◆ **Stored entries**:

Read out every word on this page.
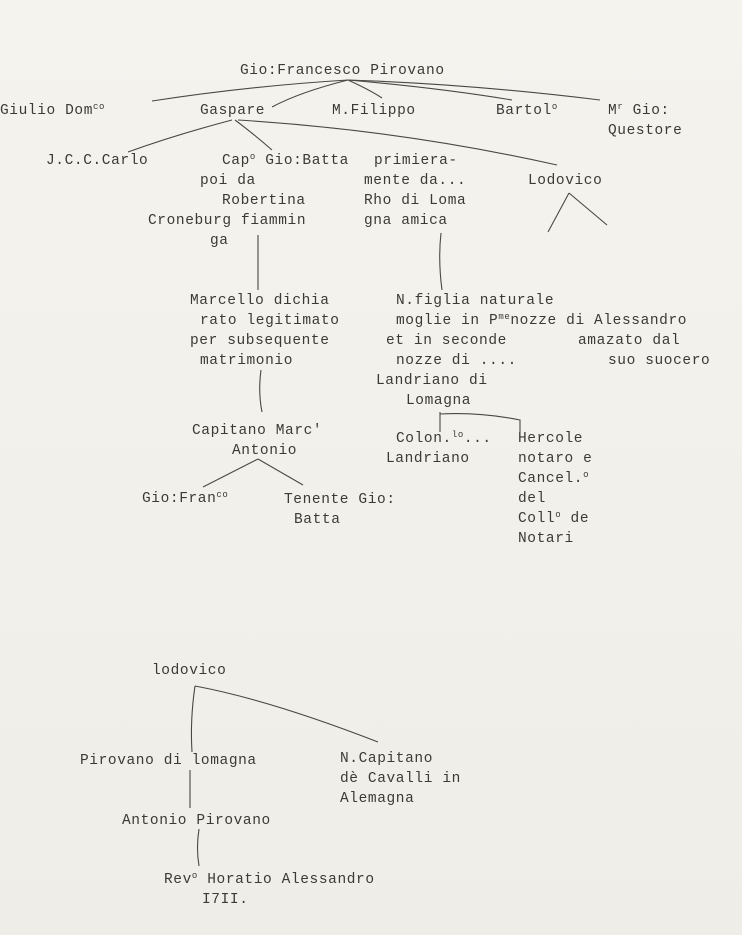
Gio:Francesco Pirovano
Giulio Dom$^{co}$	Gaspare	M.Filippo	Bartol$^o$	$M^r$ Gio:
Questore
J.C.C.Carlo	Cap$^o$ Gio:Batta
poi da
Robertina
Croneburg fiammin
ga
primiera-
mente da...
Rho di Loma
gna amica
Lodovico
Marcello dichia
rato legitimato
per subsequente
matrimonio
N.figlia naturale
moglie in $P^{me}nozze$ di Alessandro
et in seconde	amazato dal
nozze di ....	suo suocero
Landriano di
Lomagna
Capitano Marc'
Antonio
Gio:Fran$^{co}$	Tenente Gio:
Batta
Colon.$^{lo}$...
Landriano
Hercole
notaro e
Cancel.$^o$
del
Coll$^o$ de
Notari
lodovico
Pirovano di lomagna	N.Capitano
dè Cavalli in
Alemagna
Antonio Pirovano
Rev$^o$ Horatio Alessandro
I7II.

◆ **What this task involves**:
Tally up the lines in the preceding listing that contain the string "Alessandro". Respond with the number and nothing else.

◆ **Right answer**:
2